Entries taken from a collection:
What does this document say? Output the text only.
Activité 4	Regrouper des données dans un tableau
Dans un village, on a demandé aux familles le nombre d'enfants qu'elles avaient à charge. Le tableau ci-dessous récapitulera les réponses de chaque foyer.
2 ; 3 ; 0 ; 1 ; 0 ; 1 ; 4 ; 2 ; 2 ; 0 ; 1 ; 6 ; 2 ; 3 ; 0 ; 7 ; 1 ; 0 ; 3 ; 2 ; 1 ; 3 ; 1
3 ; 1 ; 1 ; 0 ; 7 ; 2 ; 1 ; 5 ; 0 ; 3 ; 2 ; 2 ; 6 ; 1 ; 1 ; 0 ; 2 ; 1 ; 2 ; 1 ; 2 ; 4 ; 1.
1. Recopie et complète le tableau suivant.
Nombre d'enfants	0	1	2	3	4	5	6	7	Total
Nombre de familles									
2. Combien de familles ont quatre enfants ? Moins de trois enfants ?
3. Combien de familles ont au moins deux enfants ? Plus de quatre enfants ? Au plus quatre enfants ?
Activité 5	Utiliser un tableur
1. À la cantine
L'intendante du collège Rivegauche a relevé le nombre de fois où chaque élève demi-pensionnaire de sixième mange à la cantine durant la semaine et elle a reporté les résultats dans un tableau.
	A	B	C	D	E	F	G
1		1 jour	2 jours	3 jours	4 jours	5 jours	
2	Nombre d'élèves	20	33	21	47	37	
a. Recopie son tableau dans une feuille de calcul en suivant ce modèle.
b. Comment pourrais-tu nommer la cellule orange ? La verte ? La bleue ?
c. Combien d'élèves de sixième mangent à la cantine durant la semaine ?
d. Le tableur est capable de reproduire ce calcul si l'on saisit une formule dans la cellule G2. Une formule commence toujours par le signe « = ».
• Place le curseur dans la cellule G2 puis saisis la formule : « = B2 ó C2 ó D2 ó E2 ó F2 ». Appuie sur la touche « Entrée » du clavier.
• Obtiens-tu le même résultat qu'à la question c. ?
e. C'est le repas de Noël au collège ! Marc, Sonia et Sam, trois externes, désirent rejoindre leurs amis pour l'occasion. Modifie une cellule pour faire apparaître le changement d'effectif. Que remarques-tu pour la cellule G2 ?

» GIVEN EXERCISE: Send back each record exactly as it stands.

» EXERCISE ANSWER:
What does this document say? Output the text only.
Activité 4	Regrouper des données dans un tableau
Dans un village, on a demandé aux familles le nombre d'enfants qu'elles avaient à charge. Le tableau ci-dessous récapitulera les réponses de chaque foyer.
2 ; 3 ; 0 ; 1 ; 0 ; 1 ; 4 ; 2 ; 2 ; 0 ; 1 ; 6 ; 2 ; 3 ; 0 ; 7 ; 1 ; 0 ; 3 ; 2 ; 1 ; 3 ; 1
3 ; 1 ; 1 ; 0 ; 7 ; 2 ; 1 ; 5 ; 0 ; 3 ; 2 ; 2 ; 6 ; 1 ; 1 ; 0 ; 2 ; 1 ; 2 ; 1 ; 2 ; 4 ; 1.
1. Recopie et complète le tableau suivant.
Nombre d'enfants	0	1	2	3	4	5	6	7	Total
Nombre de familles									
2. Combien de familles ont quatre enfants ? Moins de trois enfants ?
3. Combien de familles ont au moins deux enfants ? Plus de quatre enfants ? Au plus quatre enfants ?
Activité 5	Utiliser un tableur
1. À la cantine
L'intendante du collège Rivegauche a relevé le nombre de fois où chaque élève demi-pensionnaire de sixième mange à la cantine durant la semaine et elle a reporté les résultats dans un tableau.
	A	B	C	D	E	F	G
1		1 jour	2 jours	3 jours	4 jours	5 jours	
2	Nombre d'élèves	20	33	21	47	37	
a. Recopie son tableau dans une feuille de calcul en suivant ce modèle.
b. Comment pourrais-tu nommer la cellule orange ? La verte ? La bleue ?
c. Combien d'élèves de sixième mangent à la cantine durant la semaine ?
d. Le tableur est capable de reproduire ce calcul si l'on saisit une formule dans la cellule G2. Une formule commence toujours par le signe « = ».
• Place le curseur dans la cellule G2 puis saisis la formule : « = B2 ó C2 ó D2 ó E2 ó F2 ». Appuie sur la touche « Entrée » du clavier.
• Obtiens-tu le même résultat qu'à la question c. ?
e. C'est le repas de Noël au collège ! Marc, Sonia et Sam, trois externes, désirent rejoindre leurs amis pour l'occasion. Modifie une cellule pour faire apparaître le changement d'effectif. Que remarques-tu pour la cellule G2 ?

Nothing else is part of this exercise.